§ **Task to complete**:
Reproduce each line of the source records below word for word, leaving out any pictures.

Source records
•••
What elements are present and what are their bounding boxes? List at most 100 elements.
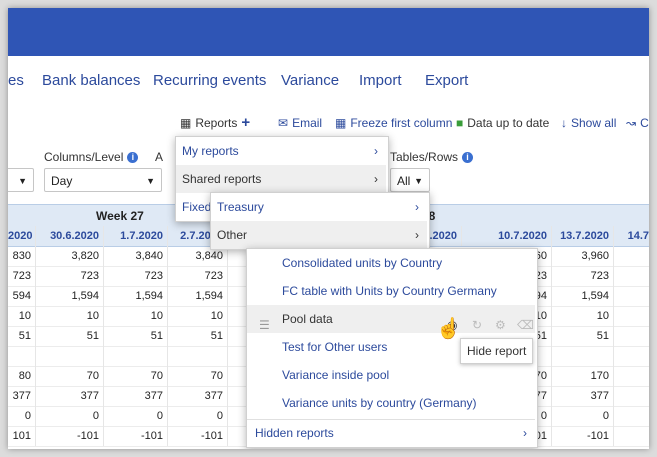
table-cell: 70 (104, 366, 168, 386)
partial-label: A (155, 150, 164, 164)
other-label: Other (217, 228, 248, 242)
report-item[interactable]: Test for Other users (247, 333, 535, 361)
email-label: Email (292, 116, 323, 130)
refresh-icon[interactable]: ↻ (472, 318, 483, 332)
date-header-cell: 30.6.2020 (36, 226, 104, 246)
gear-icon[interactable]: ⚙ (495, 318, 506, 332)
week-label: Week 27 (96, 209, 144, 223)
chevron-right-icon: › (374, 172, 378, 186)
menu-item-shared-reports[interactable]: Shared reports › (176, 165, 386, 193)
table-cell (552, 346, 614, 366)
table-cell: -101 (36, 426, 104, 446)
table-cell: 0 (36, 406, 104, 426)
caret-down-icon: ▼ (18, 176, 27, 186)
table-cell: 377 (104, 386, 168, 406)
nav-item-export[interactable]: Export (425, 72, 469, 89)
nav-item-bank-balances[interactable]: Bank balances (42, 72, 141, 89)
table-cell: -101 (104, 426, 168, 446)
info-icon: i (127, 152, 139, 164)
show-all-button[interactable]: ↓ Show all (561, 116, 616, 130)
report-item-pool-data[interactable]: ☰ Pool data ◉ ↻ ⚙ ⌫ (247, 305, 535, 333)
table-cell: 10 (8, 306, 36, 326)
menu-item-other[interactable]: Other › (211, 221, 427, 249)
chart-label: C (640, 116, 649, 130)
app-window: es Bank balances Recurring events Varian… (8, 8, 649, 449)
chevron-right-icon: › (415, 200, 419, 214)
table-cell: 3,820 (36, 246, 104, 266)
table-icon: ▦ (180, 116, 192, 130)
report-label: Test for Other users (282, 340, 388, 354)
plus-icon[interactable]: + (241, 114, 251, 131)
table-cell: 10 (104, 306, 168, 326)
drag-handle-icon[interactable]: ☰ (259, 318, 270, 332)
table-cell: 0 (552, 406, 614, 426)
partial-select[interactable]: ▼ (8, 168, 34, 192)
hand-cursor-icon: ☝ (436, 318, 461, 340)
hidden-reports-label: Hidden reports (255, 426, 334, 440)
menu-item-treasury[interactable]: Treasury › (211, 193, 427, 221)
report-label: Variance units by country (Germany) (282, 396, 477, 410)
nav-item-variance[interactable]: Variance (281, 72, 340, 89)
table-cell: 0 (104, 406, 168, 426)
nav-item-partial[interactable]: es (8, 72, 24, 89)
data-up-to-date-button[interactable]: ■ Data up to date (456, 116, 549, 130)
table-cell: 830 (8, 246, 36, 266)
table-cell: -101 (552, 426, 614, 446)
eye-icon[interactable]: ◉ (447, 318, 458, 332)
hide-report-tooltip: Hide report (460, 338, 534, 364)
date-header-cell: 2020 (8, 226, 36, 246)
report-item[interactable]: Variance units by country (Germany) (247, 389, 535, 417)
table-cell: 51 (168, 326, 228, 346)
table-cell (168, 346, 228, 366)
nav-item-recurring-events[interactable]: Recurring events (153, 72, 267, 89)
chevron-right-icon: › (374, 144, 378, 158)
columns-select[interactable]: Day ▼ (44, 168, 162, 192)
treasury-label: Treasury (217, 200, 264, 214)
shared-reports-submenu: Treasury › Other › (210, 192, 430, 250)
table-cell: 70 (168, 366, 228, 386)
caret-down-icon: ▼ (146, 176, 155, 186)
nav-item-import[interactable]: Import (359, 72, 402, 89)
table-cell: 0 (8, 406, 36, 426)
report-item[interactable]: Consolidated units by Country (247, 249, 535, 277)
date-header-cell: 13.7.2020 (552, 226, 614, 246)
menu-item-my-reports[interactable]: My reports › (176, 137, 386, 165)
top-bar (8, 8, 649, 56)
table-cell: 377 (8, 386, 36, 406)
table-cell: 594 (8, 286, 36, 306)
table-cell: 723 (36, 266, 104, 286)
reports-button[interactable]: ▦ Reports + (180, 114, 251, 131)
table-cell: 70 (36, 366, 104, 386)
cube-icon: ■ (456, 116, 464, 130)
menu-item-fixed[interactable]: Fixed (176, 193, 216, 221)
table-cell: 377 (168, 386, 228, 406)
tables-select[interactable]: All ▼ (390, 168, 430, 192)
table-cell: 10 (552, 306, 614, 326)
table-cell: 170 (552, 366, 614, 386)
table-cell: 101 (8, 426, 36, 446)
table-cell: 723 (168, 266, 228, 286)
table-cell (8, 346, 36, 366)
table-cell: 1,594 (36, 286, 104, 306)
tables-label: Tables/Rows i (390, 150, 474, 164)
table-cell: 1,594 (168, 286, 228, 306)
table-cell: 723 (8, 266, 36, 286)
table-cell: 51 (36, 326, 104, 346)
chart-icon: ↝ (626, 116, 637, 130)
freeze-button[interactable]: ▦ Freeze first column (335, 116, 452, 130)
trash-icon[interactable]: ⌫ (517, 318, 534, 332)
menu-item-hidden-reports[interactable]: Hidden reports › (247, 419, 535, 447)
table-cell (36, 346, 104, 366)
chevron-right-icon: › (415, 228, 419, 242)
chart-button[interactable]: ↝ C (626, 116, 649, 130)
show-all-label: Show all (571, 116, 617, 130)
mail-icon: ✉ (278, 116, 289, 130)
table-cell: 0 (478, 406, 552, 426)
table-cell: 723 (552, 266, 614, 286)
email-button[interactable]: ✉ Email (278, 116, 322, 130)
columns-label: Columns/Level i (44, 150, 139, 164)
report-item[interactable]: FC table with Units by Country Germany (247, 277, 535, 305)
date-header-cell: 1.7.2020 (104, 226, 168, 246)
arrow-down-icon: ↓ (561, 116, 567, 130)
report-item[interactable]: Variance inside pool (247, 361, 535, 389)
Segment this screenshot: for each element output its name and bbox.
•••
§ **Task response**:
What elements are present and what are their bounding boxes? List at most 100 elements.
table-cell: 70 (104, 366, 168, 386)
partial-label: A (155, 150, 164, 164)
other-label: Other (217, 228, 248, 242)
report-item[interactable]: Test for Other users (247, 333, 535, 361)
email-label: Email (292, 116, 323, 130)
refresh-icon[interactable]: ↻ (472, 318, 483, 332)
date-header-cell: 30.6.2020 (36, 226, 104, 246)
gear-icon[interactable]: ⚙ (495, 318, 506, 332)
week-label: Week 27 (96, 209, 144, 223)
chevron-right-icon: › (374, 172, 378, 186)
menu-item-shared-reports[interactable]: Shared reports › (176, 165, 386, 193)
table-cell (552, 346, 614, 366)
table-cell: -101 (36, 426, 104, 446)
table-cell: 0 (36, 406, 104, 426)
caret-down-icon: ▼ (18, 176, 27, 186)
table-cell: 377 (104, 386, 168, 406)
nav-item-export[interactable]: Export (425, 72, 469, 89)
nav-item-bank-balances[interactable]: Bank balances (42, 72, 141, 89)
table-cell: -101 (104, 426, 168, 446)
info-icon: i (127, 152, 139, 164)
show-all-button[interactable]: ↓ Show all (561, 116, 616, 130)
report-item-pool-data[interactable]: ☰ Pool data ◉ ↻ ⚙ ⌫ (247, 305, 535, 333)
table-cell: 10 (8, 306, 36, 326)
menu-item-other[interactable]: Other › (211, 221, 427, 249)
chart-label: C (640, 116, 649, 130)
app-window: es Bank balances Recurring events Varian… (8, 8, 649, 449)
chevron-right-icon: › (415, 200, 419, 214)
table-cell: 3,820 (36, 246, 104, 266)
table-icon: ▦ (180, 116, 192, 130)
report-label: Test for Other users (282, 340, 388, 354)
plus-icon[interactable]: + (241, 114, 251, 131)
table-cell: 10 (104, 306, 168, 326)
drag-handle-icon[interactable]: ☰ (259, 318, 270, 332)
table-cell: 0 (552, 406, 614, 426)
partial-select[interactable]: ▼ (8, 168, 34, 192)
hand-cursor-icon: ☝ (436, 318, 461, 340)
hidden-reports-label: Hidden reports (255, 426, 334, 440)
menu-item-treasury[interactable]: Treasury › (211, 193, 427, 221)
report-label: Variance units by country (Germany) (282, 396, 477, 410)
nav-item-variance[interactable]: Variance (281, 72, 340, 89)
table-cell: 0 (104, 406, 168, 426)
nav-item-partial[interactable]: es (8, 72, 24, 89)
data-up-to-date-button[interactable]: ■ Data up to date (456, 116, 549, 130)
table-cell: 830 (8, 246, 36, 266)
table-cell: -101 (552, 426, 614, 446)
eye-icon[interactable]: ◉ (447, 318, 458, 332)
hide-report-tooltip: Hide report (460, 338, 534, 364)
date-header-cell: 2020 (8, 226, 36, 246)
report-item[interactable]: Variance units by country (Germany) (247, 389, 535, 417)
table-cell: 51 (168, 326, 228, 346)
table-cell (168, 346, 228, 366)
nav-item-recurring-events[interactable]: Recurring events (153, 72, 267, 89)
chevron-right-icon: › (374, 144, 378, 158)
columns-select[interactable]: Day ▼ (44, 168, 162, 192)
treasury-label: Treasury (217, 200, 264, 214)
shared-reports-submenu: Treasury › Other › (210, 192, 430, 250)
table-cell: 70 (168, 366, 228, 386)
caret-down-icon: ▼ (146, 176, 155, 186)
nav-item-import[interactable]: Import (359, 72, 402, 89)
table-cell: 0 (8, 406, 36, 426)
report-item[interactable]: Consolidated units by Country (247, 249, 535, 277)
date-header-cell: 13.7.2020 (552, 226, 614, 246)
menu-item-my-reports[interactable]: My reports › (176, 137, 386, 165)
top-bar (8, 8, 649, 56)
table-cell: 377 (8, 386, 36, 406)
table-cell: 594 (8, 286, 36, 306)
table-cell: 723 (36, 266, 104, 286)
reports-button[interactable]: ▦ Reports + (180, 114, 251, 131)
table-cell: 70 (36, 366, 104, 386)
cube-icon: ■ (456, 116, 464, 130)
menu-item-fixed[interactable]: Fixed (176, 193, 216, 221)
table-cell: 377 (168, 386, 228, 406)
tables-select[interactable]: All ▼ (390, 168, 430, 192)
table-cell: 10 (552, 306, 614, 326)
table-cell: 170 (552, 366, 614, 386)
table-cell: 101 (8, 426, 36, 446)
table-cell: 723 (168, 266, 228, 286)
table-cell (8, 346, 36, 366)
table-cell: 1,594 (36, 286, 104, 306)
tables-label: Tables/Rows i (390, 150, 474, 164)
table-cell: 1,594 (168, 286, 228, 306)
table-cell: 723 (8, 266, 36, 286)
table-cell: 51 (36, 326, 104, 346)
chart-icon: ↝ (626, 116, 637, 130)
freeze-button[interactable]: ▦ Freeze first column (335, 116, 452, 130)
trash-icon[interactable]: ⌫ (517, 318, 534, 332)
menu-item-hidden-reports[interactable]: Hidden reports › (247, 419, 535, 447)
table-cell (36, 346, 104, 366)
chevron-right-icon: › (415, 228, 419, 242)
chart-button[interactable]: ↝ C (626, 116, 649, 130)
show-all-label: Show all (571, 116, 617, 130)
mail-icon: ✉ (278, 116, 289, 130)
table-cell: 0 (478, 406, 552, 426)
table-cell: 723 (552, 266, 614, 286)
email-button[interactable]: ✉ Email (278, 116, 322, 130)
columns-label: Columns/Level i (44, 150, 139, 164)
report-item[interactable]: FC table with Units by Country Germany (247, 277, 535, 305)
date-header-cell: 1.7.2020 (104, 226, 168, 246)
arrow-down-icon: ↓ (561, 116, 567, 130)
report-item[interactable]: Variance inside pool (247, 361, 535, 389)
Segment this screenshot: for each element output its name and bbox.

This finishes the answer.